— Start of Excerpted data —

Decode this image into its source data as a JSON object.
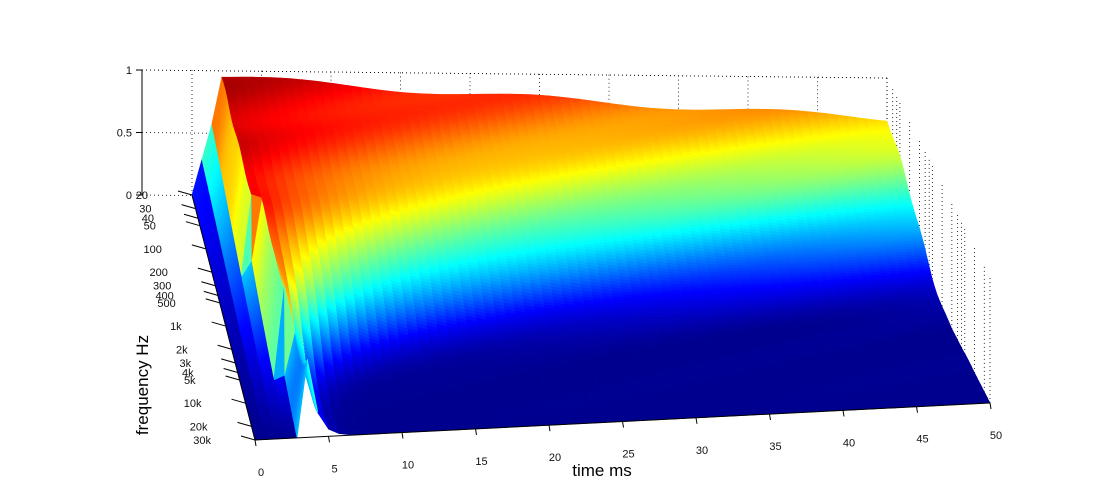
{
  "chart_data": {
    "type": "surface",
    "title": "",
    "xlabel": "time   ms",
    "ylabel": "frequency   Hz",
    "zlabel": "",
    "colormap": "jet",
    "colormap_stops": [
      "#00008f",
      "#0000ff",
      "#0080ff",
      "#00ffff",
      "#80ff80",
      "#ffff00",
      "#ff8000",
      "#ff0000",
      "#800000"
    ],
    "x_ticks": [
      0,
      5,
      10,
      15,
      20,
      25,
      30,
      35,
      40,
      45,
      50
    ],
    "x_tick_labels": [
      "0",
      "5",
      "10",
      "15",
      "20",
      "25",
      "30",
      "35",
      "40",
      "45",
      "50"
    ],
    "xlim": [
      0,
      50
    ],
    "y_ticks": [
      20,
      30,
      40,
      50,
      100,
      200,
      300,
      400,
      500,
      1000,
      2000,
      3000,
      4000,
      5000,
      10000,
      20000,
      30000
    ],
    "y_tick_labels": [
      "20",
      "30",
      "40",
      "50",
      "100",
      "200",
      "300",
      "400",
      "500",
      "1k",
      "2k",
      "3k",
      "4k",
      "5k",
      "10k",
      "20k",
      "30k"
    ],
    "ylim": [
      20,
      30000
    ],
    "y_scale": "log",
    "z_ticks": [
      0,
      0.5,
      1
    ],
    "z_tick_labels": [
      "0",
      "0.5",
      "1"
    ],
    "zlim": [
      0,
      1
    ],
    "grid": true,
    "legend": "none"
  }
}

— End of Excerpted data —

§ Exercise task:
Repeat each entry exactly. Pictures do not belong in the copy.

§ Task solution:
Decode this image into its source data as a JSON object.
{
  "chart_data": {
    "type": "surface",
    "title": "",
    "xlabel": "time   ms",
    "ylabel": "frequency   Hz",
    "zlabel": "",
    "colormap": "jet",
    "colormap_stops": [
      "#00008f",
      "#0000ff",
      "#0080ff",
      "#00ffff",
      "#80ff80",
      "#ffff00",
      "#ff8000",
      "#ff0000",
      "#800000"
    ],
    "x_ticks": [
      0,
      5,
      10,
      15,
      20,
      25,
      30,
      35,
      40,
      45,
      50
    ],
    "x_tick_labels": [
      "0",
      "5",
      "10",
      "15",
      "20",
      "25",
      "30",
      "35",
      "40",
      "45",
      "50"
    ],
    "xlim": [
      0,
      50
    ],
    "y_ticks": [
      20,
      30,
      40,
      50,
      100,
      200,
      300,
      400,
      500,
      1000,
      2000,
      3000,
      4000,
      5000,
      10000,
      20000,
      30000
    ],
    "y_tick_labels": [
      "20",
      "30",
      "40",
      "50",
      "100",
      "200",
      "300",
      "400",
      "500",
      "1k",
      "2k",
      "3k",
      "4k",
      "5k",
      "10k",
      "20k",
      "30k"
    ],
    "ylim": [
      20,
      30000
    ],
    "y_scale": "log",
    "z_ticks": [
      0,
      0.5,
      1
    ],
    "z_tick_labels": [
      "0",
      "0.5",
      "1"
    ],
    "zlim": [
      0,
      1
    ],
    "grid": true,
    "legend": "none"
  }
}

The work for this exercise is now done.